JOB: Count how many lines in the material below hold the word "color"; the reply is that number alone.
-- DATA SHOWN start --
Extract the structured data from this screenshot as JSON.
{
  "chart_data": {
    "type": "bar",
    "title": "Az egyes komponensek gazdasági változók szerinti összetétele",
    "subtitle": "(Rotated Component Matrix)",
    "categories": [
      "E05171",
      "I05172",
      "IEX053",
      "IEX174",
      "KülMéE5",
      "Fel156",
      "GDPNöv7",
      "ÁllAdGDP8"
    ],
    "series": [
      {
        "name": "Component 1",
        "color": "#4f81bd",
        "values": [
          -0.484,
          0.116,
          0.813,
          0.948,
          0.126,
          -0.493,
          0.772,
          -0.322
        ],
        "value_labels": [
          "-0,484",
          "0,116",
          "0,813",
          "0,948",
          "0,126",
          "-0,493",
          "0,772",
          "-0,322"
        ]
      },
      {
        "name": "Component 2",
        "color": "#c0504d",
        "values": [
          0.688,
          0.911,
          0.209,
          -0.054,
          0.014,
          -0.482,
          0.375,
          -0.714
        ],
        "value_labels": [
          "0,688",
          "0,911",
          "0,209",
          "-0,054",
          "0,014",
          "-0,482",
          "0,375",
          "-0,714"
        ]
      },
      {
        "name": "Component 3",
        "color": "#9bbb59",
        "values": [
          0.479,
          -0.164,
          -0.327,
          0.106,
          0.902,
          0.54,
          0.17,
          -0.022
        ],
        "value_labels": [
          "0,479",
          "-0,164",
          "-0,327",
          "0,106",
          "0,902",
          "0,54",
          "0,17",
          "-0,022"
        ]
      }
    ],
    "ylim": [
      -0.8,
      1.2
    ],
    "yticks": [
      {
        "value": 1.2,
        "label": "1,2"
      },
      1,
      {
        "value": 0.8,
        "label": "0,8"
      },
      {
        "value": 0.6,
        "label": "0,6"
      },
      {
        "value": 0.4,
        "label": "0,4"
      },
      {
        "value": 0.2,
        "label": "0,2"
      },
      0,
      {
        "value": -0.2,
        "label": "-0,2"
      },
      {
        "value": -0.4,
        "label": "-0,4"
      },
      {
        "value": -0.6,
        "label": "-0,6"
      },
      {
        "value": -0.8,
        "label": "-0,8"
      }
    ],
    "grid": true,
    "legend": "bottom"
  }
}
-- DATA SHOWN end --
RESPONSE: 3